Problem statement
Write out each line that follows exactly as it stands, without the pictures.
##########
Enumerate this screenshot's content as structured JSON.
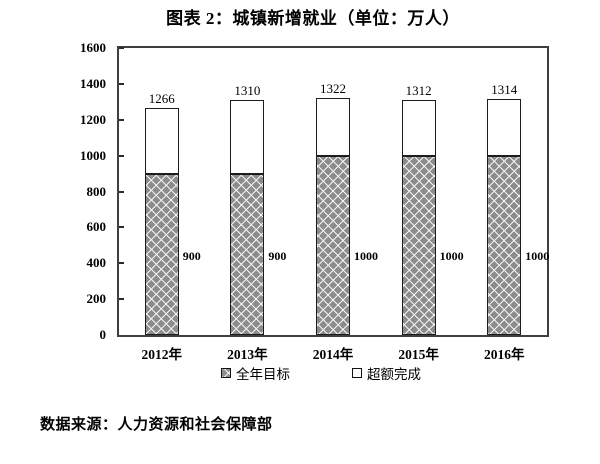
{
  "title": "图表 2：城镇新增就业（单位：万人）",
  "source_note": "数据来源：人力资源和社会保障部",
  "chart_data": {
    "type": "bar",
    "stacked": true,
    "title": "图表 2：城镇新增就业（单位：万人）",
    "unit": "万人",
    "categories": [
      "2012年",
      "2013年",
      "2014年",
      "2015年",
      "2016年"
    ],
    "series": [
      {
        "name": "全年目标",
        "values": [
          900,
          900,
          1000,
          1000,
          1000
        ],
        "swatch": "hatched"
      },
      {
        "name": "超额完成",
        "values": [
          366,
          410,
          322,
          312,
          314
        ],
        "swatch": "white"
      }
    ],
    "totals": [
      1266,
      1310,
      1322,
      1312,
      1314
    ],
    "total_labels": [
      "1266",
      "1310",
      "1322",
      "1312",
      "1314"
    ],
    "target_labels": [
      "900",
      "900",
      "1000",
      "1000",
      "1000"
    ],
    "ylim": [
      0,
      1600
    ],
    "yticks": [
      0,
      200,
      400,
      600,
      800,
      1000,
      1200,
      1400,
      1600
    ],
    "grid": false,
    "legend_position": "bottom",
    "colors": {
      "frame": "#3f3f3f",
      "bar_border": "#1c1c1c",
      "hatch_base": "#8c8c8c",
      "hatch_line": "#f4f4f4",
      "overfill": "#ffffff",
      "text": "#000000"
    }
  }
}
##########
The response
Enumerate this screenshot's content as structured JSON.
{
  "title": "图表 2：城镇新增就业（单位：万人）",
  "source_note": "数据来源：人力资源和社会保障部",
  "chart_data": {
    "type": "bar",
    "stacked": true,
    "title": "图表 2：城镇新增就业（单位：万人）",
    "unit": "万人",
    "categories": [
      "2012年",
      "2013年",
      "2014年",
      "2015年",
      "2016年"
    ],
    "series": [
      {
        "name": "全年目标",
        "values": [
          900,
          900,
          1000,
          1000,
          1000
        ],
        "swatch": "hatched"
      },
      {
        "name": "超额完成",
        "values": [
          366,
          410,
          322,
          312,
          314
        ],
        "swatch": "white"
      }
    ],
    "totals": [
      1266,
      1310,
      1322,
      1312,
      1314
    ],
    "total_labels": [
      "1266",
      "1310",
      "1322",
      "1312",
      "1314"
    ],
    "target_labels": [
      "900",
      "900",
      "1000",
      "1000",
      "1000"
    ],
    "ylim": [
      0,
      1600
    ],
    "yticks": [
      0,
      200,
      400,
      600,
      800,
      1000,
      1200,
      1400,
      1600
    ],
    "grid": false,
    "legend_position": "bottom",
    "colors": {
      "frame": "#3f3f3f",
      "bar_border": "#1c1c1c",
      "hatch_base": "#8c8c8c",
      "hatch_line": "#f4f4f4",
      "overfill": "#ffffff",
      "text": "#000000"
    }
  }
}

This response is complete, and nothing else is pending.